**To be done**
Each record is to be transcribed exactly.

Stored records
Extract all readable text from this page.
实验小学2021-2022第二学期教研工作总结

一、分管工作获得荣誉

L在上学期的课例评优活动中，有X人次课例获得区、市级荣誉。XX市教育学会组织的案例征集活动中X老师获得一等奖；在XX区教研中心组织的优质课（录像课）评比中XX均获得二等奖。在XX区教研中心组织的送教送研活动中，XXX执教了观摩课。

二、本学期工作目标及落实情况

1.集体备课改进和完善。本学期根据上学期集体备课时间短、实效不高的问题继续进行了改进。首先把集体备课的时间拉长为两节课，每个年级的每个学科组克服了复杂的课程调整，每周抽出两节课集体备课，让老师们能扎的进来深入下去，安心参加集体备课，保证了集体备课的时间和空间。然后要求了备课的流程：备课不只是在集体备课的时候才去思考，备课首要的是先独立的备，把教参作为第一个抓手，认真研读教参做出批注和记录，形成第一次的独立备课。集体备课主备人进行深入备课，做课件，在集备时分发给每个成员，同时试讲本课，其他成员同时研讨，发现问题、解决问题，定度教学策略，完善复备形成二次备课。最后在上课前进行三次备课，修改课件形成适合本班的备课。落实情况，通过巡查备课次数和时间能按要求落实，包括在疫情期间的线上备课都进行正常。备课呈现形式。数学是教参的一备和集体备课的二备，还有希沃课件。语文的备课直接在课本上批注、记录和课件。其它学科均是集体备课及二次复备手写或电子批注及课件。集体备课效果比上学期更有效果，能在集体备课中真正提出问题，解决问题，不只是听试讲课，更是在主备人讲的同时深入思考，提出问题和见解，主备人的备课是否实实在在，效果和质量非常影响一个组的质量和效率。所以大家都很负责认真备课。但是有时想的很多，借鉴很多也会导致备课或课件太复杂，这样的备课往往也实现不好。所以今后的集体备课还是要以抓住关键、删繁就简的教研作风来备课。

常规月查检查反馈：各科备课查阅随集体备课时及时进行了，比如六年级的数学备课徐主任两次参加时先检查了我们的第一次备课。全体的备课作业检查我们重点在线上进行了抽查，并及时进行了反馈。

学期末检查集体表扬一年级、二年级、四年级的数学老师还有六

**Reply to the exercise**
Extract all readable text from this page.
实验小学2021-2022第二学期教研工作总结

一、分管工作获得荣誉

L在上学期的课例评优活动中，有X人次课例获得区、市级荣誉。XX市教育学会组织的案例征集活动中X老师获得一等奖；在XX区教研中心组织的优质课（录像课）评比中XX均获得二等奖。在XX区教研中心组织的送教送研活动中，XXX执教了观摩课。

二、本学期工作目标及落实情况

1.集体备课改进和完善。本学期根据上学期集体备课时间短、实效不高的问题继续进行了改进。首先把集体备课的时间拉长为两节课，每个年级的每个学科组克服了复杂的课程调整，每周抽出两节课集体备课，让老师们能扎的进来深入下去，安心参加集体备课，保证了集体备课的时间和空间。然后要求了备课的流程：备课不只是在集体备课的时候才去思考，备课首要的是先独立的备，把教参作为第一个抓手，认真研读教参做出批注和记录，形成第一次的独立备课。集体备课主备人进行深入备课，做课件，在集备时分发给每个成员，同时试讲本课，其他成员同时研讨，发现问题、解决问题，定度教学策略，完善复备形成二次备课。最后在上课前进行三次备课，修改课件形成适合本班的备课。落实情况，通过巡查备课次数和时间能按要求落实，包括在疫情期间的线上备课都进行正常。备课呈现形式。数学是教参的一备和集体备课的二备，还有希沃课件。语文的备课直接在课本上批注、记录和课件。其它学科均是集体备课及二次复备手写或电子批注及课件。集体备课效果比上学期更有效果，能在集体备课中真正提出问题，解决问题，不只是听试讲课，更是在主备人讲的同时深入思考，提出问题和见解，主备人的备课是否实实在在，效果和质量非常影响一个组的质量和效率。所以大家都很负责认真备课。但是有时想的很多，借鉴很多也会导致备课或课件太复杂，这样的备课往往也实现不好。所以今后的集体备课还是要以抓住关键、删繁就简的教研作风来备课。

常规月查检查反馈：各科备课查阅随集体备课时及时进行了，比如六年级的数学备课徐主任两次参加时先检查了我们的第一次备课。全体的备课作业检查我们重点在线上进行了抽查，并及时进行了反馈。

学期末检查集体表扬一年级、二年级、四年级的数学老师还有六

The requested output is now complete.